-- GIVEN TASK --
Scan the material that follows. Copy every line containing the word "equipment".

-- RECORDS SHOWN --
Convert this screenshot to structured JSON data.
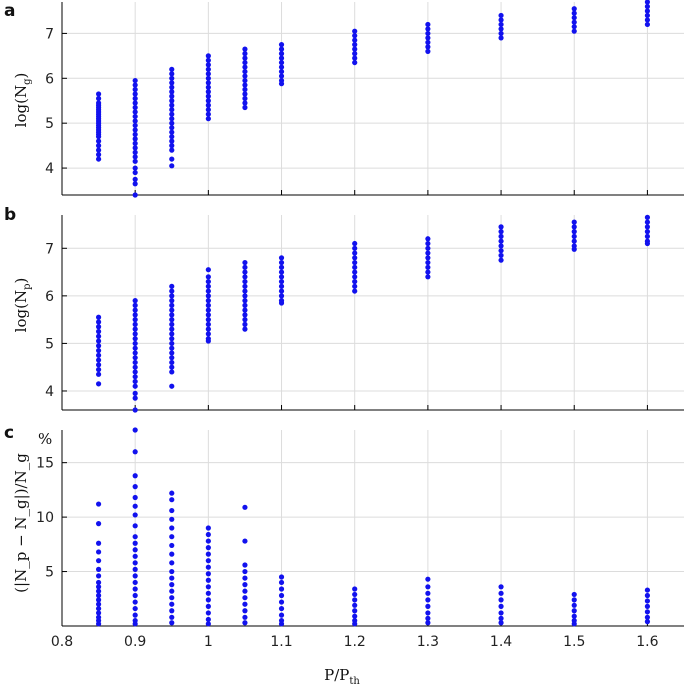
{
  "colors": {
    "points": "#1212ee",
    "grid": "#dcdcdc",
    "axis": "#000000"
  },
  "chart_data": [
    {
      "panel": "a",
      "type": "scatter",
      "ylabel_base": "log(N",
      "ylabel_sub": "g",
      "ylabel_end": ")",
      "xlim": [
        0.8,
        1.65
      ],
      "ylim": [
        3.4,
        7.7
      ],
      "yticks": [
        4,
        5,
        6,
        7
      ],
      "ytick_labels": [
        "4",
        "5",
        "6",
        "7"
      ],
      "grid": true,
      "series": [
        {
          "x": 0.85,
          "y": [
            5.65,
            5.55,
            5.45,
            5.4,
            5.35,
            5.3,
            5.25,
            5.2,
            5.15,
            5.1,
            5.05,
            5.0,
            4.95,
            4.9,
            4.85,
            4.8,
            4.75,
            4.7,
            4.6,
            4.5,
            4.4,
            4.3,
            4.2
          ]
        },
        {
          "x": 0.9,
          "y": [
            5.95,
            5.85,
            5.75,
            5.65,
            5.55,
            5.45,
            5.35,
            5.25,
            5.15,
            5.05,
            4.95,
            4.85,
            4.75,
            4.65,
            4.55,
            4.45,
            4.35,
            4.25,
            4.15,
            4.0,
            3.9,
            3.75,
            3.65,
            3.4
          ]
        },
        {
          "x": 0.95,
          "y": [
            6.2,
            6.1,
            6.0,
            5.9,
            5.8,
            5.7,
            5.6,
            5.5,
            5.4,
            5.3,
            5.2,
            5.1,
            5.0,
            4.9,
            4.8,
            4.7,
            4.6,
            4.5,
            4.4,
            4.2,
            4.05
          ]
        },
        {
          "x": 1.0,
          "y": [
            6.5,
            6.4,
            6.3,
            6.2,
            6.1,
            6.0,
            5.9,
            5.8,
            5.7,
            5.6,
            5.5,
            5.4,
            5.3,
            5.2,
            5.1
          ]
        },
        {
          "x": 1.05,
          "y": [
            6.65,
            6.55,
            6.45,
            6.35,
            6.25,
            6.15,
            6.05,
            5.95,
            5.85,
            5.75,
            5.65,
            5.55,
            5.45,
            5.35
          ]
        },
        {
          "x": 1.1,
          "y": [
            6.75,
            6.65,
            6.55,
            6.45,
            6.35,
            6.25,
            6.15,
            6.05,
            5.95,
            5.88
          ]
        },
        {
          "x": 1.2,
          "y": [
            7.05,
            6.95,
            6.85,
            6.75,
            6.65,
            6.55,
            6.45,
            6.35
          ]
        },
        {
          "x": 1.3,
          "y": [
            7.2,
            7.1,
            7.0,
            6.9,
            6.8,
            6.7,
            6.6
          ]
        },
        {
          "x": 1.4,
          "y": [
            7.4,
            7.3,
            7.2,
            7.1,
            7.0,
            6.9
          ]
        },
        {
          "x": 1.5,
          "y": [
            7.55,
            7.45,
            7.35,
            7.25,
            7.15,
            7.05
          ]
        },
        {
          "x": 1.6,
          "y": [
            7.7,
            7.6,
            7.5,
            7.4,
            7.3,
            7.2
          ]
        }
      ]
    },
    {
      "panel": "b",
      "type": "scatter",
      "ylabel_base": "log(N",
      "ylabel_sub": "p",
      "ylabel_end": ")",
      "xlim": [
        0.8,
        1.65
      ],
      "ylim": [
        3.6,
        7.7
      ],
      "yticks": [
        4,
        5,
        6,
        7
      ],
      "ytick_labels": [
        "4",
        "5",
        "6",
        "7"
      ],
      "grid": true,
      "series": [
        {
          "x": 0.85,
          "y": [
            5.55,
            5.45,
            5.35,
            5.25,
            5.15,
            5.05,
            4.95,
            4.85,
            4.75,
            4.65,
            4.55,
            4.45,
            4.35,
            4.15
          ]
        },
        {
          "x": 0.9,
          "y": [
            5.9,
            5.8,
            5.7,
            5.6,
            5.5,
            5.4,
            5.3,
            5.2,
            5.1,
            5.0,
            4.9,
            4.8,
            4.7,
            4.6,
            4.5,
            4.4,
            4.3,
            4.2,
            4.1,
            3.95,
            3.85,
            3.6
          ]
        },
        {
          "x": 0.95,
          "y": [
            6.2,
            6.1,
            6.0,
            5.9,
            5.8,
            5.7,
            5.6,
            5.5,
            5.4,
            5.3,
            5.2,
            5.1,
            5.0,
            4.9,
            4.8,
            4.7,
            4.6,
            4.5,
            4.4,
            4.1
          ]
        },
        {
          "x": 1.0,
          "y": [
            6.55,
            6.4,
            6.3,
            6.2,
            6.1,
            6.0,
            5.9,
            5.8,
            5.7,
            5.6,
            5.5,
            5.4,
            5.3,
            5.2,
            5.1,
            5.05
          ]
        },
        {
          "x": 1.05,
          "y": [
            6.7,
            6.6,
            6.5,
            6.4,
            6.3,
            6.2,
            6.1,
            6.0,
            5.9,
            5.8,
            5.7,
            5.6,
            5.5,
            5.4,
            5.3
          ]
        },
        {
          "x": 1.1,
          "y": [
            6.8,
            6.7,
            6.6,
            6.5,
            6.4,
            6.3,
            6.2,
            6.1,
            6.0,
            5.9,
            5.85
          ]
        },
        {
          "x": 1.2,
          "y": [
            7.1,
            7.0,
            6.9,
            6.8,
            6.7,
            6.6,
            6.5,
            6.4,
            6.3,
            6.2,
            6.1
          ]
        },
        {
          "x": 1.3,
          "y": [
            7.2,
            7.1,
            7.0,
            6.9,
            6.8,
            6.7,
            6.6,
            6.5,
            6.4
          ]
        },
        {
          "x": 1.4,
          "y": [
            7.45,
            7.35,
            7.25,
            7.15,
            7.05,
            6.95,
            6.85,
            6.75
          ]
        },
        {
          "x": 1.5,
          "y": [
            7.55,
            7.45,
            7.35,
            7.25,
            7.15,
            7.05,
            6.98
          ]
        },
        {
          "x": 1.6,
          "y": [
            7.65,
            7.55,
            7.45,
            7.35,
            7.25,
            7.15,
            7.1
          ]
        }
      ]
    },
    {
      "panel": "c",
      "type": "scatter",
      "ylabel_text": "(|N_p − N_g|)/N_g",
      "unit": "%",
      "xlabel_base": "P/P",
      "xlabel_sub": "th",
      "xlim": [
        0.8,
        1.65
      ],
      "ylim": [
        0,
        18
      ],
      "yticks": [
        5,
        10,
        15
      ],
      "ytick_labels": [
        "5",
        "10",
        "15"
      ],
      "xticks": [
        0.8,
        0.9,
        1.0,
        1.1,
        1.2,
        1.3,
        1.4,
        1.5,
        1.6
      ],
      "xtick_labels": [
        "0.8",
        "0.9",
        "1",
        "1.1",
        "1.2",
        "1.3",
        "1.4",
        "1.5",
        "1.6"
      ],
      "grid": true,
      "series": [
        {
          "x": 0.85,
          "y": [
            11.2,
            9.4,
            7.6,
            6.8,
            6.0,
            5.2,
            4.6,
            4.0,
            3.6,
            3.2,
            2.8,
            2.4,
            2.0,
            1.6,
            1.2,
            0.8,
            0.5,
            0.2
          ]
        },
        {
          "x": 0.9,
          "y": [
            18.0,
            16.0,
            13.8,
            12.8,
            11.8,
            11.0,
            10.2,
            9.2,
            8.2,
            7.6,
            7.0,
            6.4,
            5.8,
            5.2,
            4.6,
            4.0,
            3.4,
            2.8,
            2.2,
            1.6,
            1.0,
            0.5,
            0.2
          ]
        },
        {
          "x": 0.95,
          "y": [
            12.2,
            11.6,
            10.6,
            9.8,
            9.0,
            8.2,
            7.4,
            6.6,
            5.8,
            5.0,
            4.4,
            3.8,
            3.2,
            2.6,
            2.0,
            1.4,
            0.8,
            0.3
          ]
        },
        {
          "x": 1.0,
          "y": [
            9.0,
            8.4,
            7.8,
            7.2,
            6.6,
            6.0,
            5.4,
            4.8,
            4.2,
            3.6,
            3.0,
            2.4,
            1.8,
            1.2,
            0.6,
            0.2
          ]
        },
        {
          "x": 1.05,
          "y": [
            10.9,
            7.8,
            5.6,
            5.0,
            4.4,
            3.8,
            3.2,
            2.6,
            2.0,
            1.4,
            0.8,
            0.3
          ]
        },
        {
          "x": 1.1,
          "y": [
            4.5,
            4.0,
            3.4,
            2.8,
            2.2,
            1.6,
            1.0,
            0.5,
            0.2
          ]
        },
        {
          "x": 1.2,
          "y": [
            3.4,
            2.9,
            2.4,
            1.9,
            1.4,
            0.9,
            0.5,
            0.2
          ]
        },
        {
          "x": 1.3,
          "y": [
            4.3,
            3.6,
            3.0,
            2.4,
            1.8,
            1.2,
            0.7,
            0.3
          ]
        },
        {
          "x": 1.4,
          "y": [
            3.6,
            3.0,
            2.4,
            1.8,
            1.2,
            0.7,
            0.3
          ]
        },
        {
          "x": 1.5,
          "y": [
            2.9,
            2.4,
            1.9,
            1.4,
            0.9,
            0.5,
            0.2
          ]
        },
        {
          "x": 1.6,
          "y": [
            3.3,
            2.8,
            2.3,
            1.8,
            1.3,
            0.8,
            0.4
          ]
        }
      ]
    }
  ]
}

--

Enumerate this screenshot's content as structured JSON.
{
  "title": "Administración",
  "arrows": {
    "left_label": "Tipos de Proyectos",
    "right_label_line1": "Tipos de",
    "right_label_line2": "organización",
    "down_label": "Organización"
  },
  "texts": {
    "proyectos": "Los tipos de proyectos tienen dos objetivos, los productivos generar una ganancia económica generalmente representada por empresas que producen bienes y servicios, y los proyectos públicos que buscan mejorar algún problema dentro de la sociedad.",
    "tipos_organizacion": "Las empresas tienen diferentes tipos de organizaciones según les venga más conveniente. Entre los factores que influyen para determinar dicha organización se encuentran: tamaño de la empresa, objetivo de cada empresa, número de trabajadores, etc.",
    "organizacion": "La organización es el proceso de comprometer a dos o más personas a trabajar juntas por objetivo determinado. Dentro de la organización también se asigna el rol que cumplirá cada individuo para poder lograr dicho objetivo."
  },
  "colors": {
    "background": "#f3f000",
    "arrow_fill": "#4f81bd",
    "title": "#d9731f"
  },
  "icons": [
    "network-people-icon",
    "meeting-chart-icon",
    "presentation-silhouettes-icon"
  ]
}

==

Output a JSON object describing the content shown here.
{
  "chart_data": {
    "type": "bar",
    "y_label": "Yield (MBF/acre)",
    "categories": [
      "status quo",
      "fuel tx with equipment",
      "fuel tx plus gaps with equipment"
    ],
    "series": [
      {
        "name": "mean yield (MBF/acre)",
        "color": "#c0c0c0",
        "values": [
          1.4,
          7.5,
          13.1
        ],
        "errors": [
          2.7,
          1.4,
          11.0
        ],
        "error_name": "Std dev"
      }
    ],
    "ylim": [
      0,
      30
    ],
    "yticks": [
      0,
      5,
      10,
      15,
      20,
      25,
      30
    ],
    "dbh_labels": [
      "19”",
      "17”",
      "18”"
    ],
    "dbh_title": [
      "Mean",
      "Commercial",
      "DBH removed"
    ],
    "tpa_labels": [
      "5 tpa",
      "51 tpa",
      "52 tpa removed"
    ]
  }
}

-- SOLVED PROBLEM --
      "fuel tx with equipment",
      "fuel tx plus gaps with equipment"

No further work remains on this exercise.